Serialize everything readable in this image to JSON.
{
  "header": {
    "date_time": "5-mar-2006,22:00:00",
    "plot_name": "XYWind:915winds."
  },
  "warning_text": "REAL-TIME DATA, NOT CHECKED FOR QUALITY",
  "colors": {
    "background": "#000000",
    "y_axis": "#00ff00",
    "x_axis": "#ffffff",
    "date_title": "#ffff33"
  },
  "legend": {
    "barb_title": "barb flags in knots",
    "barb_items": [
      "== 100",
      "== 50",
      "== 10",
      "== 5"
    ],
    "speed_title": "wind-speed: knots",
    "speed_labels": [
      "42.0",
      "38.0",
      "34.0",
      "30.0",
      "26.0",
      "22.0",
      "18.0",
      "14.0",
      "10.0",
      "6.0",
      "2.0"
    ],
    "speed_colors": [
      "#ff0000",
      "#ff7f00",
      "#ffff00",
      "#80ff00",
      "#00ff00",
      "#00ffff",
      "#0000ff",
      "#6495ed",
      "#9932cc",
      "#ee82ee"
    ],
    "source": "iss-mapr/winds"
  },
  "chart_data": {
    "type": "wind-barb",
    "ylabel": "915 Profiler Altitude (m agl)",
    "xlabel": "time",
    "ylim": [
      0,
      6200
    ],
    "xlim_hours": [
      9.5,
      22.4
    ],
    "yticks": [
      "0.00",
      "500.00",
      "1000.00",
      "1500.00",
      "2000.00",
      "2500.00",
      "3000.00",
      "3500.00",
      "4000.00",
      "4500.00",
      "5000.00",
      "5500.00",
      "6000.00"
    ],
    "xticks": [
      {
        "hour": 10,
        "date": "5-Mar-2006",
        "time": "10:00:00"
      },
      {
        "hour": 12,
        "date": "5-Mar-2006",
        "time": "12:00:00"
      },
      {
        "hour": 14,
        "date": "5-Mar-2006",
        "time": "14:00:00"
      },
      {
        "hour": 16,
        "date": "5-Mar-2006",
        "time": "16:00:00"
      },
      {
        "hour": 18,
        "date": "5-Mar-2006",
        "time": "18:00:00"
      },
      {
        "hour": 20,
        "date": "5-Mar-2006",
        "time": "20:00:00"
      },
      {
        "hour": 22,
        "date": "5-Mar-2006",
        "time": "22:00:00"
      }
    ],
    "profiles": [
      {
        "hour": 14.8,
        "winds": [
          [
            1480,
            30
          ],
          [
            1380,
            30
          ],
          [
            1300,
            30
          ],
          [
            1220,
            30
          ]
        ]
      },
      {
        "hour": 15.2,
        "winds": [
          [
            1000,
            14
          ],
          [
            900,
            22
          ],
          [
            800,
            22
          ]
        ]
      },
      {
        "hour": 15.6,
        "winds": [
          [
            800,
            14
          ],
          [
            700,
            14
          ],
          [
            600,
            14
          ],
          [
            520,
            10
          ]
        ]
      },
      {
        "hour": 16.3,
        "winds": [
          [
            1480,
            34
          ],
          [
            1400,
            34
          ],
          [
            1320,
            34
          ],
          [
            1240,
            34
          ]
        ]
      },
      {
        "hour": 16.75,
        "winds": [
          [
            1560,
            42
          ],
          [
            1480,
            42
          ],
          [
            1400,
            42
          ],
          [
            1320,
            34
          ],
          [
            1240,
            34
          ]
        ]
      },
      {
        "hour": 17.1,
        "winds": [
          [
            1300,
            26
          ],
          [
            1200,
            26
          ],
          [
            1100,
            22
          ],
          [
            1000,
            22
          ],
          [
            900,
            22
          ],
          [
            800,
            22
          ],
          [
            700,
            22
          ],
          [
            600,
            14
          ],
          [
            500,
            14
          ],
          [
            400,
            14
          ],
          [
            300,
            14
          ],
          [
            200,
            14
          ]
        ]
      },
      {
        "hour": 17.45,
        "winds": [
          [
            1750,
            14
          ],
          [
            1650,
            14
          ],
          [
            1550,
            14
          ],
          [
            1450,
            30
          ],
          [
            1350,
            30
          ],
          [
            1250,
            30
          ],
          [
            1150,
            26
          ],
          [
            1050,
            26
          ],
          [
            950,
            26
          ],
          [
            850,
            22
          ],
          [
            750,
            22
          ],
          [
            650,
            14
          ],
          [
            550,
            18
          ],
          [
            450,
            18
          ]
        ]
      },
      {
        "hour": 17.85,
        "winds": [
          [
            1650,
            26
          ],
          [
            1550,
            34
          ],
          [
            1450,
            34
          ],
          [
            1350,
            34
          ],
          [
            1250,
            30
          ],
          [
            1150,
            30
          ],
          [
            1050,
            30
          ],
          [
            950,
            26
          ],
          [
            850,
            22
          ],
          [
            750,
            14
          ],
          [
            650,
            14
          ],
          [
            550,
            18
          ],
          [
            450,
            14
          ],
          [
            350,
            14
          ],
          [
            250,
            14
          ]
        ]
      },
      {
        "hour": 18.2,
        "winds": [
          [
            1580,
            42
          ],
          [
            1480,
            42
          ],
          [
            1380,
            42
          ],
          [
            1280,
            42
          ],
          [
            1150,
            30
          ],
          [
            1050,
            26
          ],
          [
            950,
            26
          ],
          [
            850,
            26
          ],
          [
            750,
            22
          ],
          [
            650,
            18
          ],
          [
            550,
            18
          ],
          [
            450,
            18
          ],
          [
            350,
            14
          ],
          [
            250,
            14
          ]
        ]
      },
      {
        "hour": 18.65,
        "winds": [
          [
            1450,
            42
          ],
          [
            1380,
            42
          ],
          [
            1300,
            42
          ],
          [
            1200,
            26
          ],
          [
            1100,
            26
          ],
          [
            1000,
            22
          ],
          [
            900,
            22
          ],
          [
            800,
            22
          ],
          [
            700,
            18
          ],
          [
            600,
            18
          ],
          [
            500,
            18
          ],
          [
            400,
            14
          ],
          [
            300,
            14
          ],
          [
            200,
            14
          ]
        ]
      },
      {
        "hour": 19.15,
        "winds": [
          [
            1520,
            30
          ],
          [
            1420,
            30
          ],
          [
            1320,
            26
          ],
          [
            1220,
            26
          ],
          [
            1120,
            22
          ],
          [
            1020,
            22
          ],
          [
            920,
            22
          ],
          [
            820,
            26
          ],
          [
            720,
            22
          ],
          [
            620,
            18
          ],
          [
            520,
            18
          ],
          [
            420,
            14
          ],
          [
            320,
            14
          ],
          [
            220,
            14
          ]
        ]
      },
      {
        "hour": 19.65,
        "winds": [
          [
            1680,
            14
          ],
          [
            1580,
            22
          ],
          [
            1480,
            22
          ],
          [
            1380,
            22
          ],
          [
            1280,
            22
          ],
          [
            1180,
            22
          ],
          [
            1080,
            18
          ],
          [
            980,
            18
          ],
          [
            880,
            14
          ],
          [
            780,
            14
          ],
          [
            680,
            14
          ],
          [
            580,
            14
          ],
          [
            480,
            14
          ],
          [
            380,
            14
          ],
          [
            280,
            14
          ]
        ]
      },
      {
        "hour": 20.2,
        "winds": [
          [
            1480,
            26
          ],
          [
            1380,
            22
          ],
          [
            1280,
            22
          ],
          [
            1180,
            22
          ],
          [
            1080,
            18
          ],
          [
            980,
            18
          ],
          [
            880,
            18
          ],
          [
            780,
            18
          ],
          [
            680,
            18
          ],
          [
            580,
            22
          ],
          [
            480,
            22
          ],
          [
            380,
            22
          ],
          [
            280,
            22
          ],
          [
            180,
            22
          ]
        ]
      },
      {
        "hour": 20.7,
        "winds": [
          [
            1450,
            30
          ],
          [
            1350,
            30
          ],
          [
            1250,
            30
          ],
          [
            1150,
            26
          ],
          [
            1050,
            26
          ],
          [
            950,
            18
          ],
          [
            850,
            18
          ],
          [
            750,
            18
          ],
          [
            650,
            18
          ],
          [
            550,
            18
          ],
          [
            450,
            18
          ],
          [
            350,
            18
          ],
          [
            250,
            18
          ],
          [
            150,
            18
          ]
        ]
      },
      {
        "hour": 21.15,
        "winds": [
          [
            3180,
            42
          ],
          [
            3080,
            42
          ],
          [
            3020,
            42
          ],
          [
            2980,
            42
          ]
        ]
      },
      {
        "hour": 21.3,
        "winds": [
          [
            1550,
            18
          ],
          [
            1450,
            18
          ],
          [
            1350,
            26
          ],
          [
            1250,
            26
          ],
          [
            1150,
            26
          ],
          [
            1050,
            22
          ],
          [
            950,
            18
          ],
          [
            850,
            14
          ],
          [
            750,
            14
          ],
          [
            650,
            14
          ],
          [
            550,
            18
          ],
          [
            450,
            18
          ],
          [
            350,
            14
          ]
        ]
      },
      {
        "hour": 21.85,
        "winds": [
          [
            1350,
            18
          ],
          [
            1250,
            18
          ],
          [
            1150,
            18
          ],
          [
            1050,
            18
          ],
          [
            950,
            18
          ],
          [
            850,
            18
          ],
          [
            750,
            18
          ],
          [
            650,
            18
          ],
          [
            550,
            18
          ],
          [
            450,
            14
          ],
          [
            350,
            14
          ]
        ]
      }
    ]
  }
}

══════

Copy every line of the listing that includes the string "knots".

■ Exercise response:
    "barb_title": "barb flags in knots",
    "speed_title": "wind-speed: knots",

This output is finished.